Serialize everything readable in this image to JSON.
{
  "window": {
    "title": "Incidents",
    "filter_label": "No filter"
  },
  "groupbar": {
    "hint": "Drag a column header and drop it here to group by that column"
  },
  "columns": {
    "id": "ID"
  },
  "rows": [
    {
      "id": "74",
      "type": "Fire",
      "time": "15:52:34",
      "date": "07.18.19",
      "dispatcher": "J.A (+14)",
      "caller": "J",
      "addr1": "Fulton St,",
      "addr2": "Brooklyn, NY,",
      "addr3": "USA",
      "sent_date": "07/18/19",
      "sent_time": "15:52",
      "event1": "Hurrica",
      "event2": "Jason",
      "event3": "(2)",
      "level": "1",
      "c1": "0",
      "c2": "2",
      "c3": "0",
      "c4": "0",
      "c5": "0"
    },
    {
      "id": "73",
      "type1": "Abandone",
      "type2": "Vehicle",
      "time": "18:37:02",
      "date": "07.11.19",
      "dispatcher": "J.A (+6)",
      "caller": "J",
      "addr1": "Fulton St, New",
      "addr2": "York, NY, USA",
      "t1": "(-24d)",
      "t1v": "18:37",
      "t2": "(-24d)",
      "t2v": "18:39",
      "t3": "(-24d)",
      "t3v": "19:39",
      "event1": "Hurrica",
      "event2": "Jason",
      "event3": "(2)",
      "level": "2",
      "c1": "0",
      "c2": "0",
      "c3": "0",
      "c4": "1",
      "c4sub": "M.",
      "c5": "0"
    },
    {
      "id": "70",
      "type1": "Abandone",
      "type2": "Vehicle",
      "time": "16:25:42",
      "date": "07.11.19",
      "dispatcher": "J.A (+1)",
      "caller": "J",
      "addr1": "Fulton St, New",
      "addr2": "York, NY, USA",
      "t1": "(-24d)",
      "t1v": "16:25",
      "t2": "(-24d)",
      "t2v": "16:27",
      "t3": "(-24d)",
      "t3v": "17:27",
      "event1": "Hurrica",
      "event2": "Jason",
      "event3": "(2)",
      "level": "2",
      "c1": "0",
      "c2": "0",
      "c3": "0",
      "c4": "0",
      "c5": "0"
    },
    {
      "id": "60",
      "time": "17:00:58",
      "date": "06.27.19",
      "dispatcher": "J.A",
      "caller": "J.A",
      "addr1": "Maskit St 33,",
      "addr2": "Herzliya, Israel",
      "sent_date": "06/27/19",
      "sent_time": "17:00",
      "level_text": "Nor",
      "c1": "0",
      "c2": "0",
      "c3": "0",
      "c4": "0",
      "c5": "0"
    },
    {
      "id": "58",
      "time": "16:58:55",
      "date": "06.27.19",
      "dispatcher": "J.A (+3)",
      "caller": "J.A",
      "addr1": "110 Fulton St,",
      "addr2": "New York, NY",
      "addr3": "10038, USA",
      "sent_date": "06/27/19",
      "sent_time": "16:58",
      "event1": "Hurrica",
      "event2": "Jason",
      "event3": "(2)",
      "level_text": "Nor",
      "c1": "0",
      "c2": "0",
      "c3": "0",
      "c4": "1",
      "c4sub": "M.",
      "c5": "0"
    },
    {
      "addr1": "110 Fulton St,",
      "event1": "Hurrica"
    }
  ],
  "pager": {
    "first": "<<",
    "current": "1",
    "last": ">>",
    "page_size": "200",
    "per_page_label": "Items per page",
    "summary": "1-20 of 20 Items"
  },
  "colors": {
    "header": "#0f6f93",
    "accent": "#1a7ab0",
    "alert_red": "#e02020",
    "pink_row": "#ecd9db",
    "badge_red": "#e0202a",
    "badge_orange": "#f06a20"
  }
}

■ Aim: Return the material exactly as it stands.

■ Exercise solution:
Serialize everything readable in this image to JSON.
{
  "window": {
    "title": "Incidents",
    "filter_label": "No filter"
  },
  "groupbar": {
    "hint": "Drag a column header and drop it here to group by that column"
  },
  "columns": {
    "id": "ID"
  },
  "rows": [
    {
      "id": "74",
      "type": "Fire",
      "time": "15:52:34",
      "date": "07.18.19",
      "dispatcher": "J.A (+14)",
      "caller": "J",
      "addr1": "Fulton St,",
      "addr2": "Brooklyn, NY,",
      "addr3": "USA",
      "sent_date": "07/18/19",
      "sent_time": "15:52",
      "event1": "Hurrica",
      "event2": "Jason",
      "event3": "(2)",
      "level": "1",
      "c1": "0",
      "c2": "2",
      "c3": "0",
      "c4": "0",
      "c5": "0"
    },
    {
      "id": "73",
      "type1": "Abandone",
      "type2": "Vehicle",
      "time": "18:37:02",
      "date": "07.11.19",
      "dispatcher": "J.A (+6)",
      "caller": "J",
      "addr1": "Fulton St, New",
      "addr2": "York, NY, USA",
      "t1": "(-24d)",
      "t1v": "18:37",
      "t2": "(-24d)",
      "t2v": "18:39",
      "t3": "(-24d)",
      "t3v": "19:39",
      "event1": "Hurrica",
      "event2": "Jason",
      "event3": "(2)",
      "level": "2",
      "c1": "0",
      "c2": "0",
      "c3": "0",
      "c4": "1",
      "c4sub": "M.",
      "c5": "0"
    },
    {
      "id": "70",
      "type1": "Abandone",
      "type2": "Vehicle",
      "time": "16:25:42",
      "date": "07.11.19",
      "dispatcher": "J.A (+1)",
      "caller": "J",
      "addr1": "Fulton St, New",
      "addr2": "York, NY, USA",
      "t1": "(-24d)",
      "t1v": "16:25",
      "t2": "(-24d)",
      "t2v": "16:27",
      "t3": "(-24d)",
      "t3v": "17:27",
      "event1": "Hurrica",
      "event2": "Jason",
      "event3": "(2)",
      "level": "2",
      "c1": "0",
      "c2": "0",
      "c3": "0",
      "c4": "0",
      "c5": "0"
    },
    {
      "id": "60",
      "time": "17:00:58",
      "date": "06.27.19",
      "dispatcher": "J.A",
      "caller": "J.A",
      "addr1": "Maskit St 33,",
      "addr2": "Herzliya, Israel",
      "sent_date": "06/27/19",
      "sent_time": "17:00",
      "level_text": "Nor",
      "c1": "0",
      "c2": "0",
      "c3": "0",
      "c4": "0",
      "c5": "0"
    },
    {
      "id": "58",
      "time": "16:58:55",
      "date": "06.27.19",
      "dispatcher": "J.A (+3)",
      "caller": "J.A",
      "addr1": "110 Fulton St,",
      "addr2": "New York, NY",
      "addr3": "10038, USA",
      "sent_date": "06/27/19",
      "sent_time": "16:58",
      "event1": "Hurrica",
      "event2": "Jason",
      "event3": "(2)",
      "level_text": "Nor",
      "c1": "0",
      "c2": "0",
      "c3": "0",
      "c4": "1",
      "c4sub": "M.",
      "c5": "0"
    },
    {
      "addr1": "110 Fulton St,",
      "event1": "Hurrica"
    }
  ],
  "pager": {
    "first": "<<",
    "current": "1",
    "last": ">>",
    "page_size": "200",
    "per_page_label": "Items per page",
    "summary": "1-20 of 20 Items"
  },
  "colors": {
    "header": "#0f6f93",
    "accent": "#1a7ab0",
    "alert_red": "#e02020",
    "pink_row": "#ecd9db",
    "badge_red": "#e0202a",
    "badge_orange": "#f06a20"
  }
}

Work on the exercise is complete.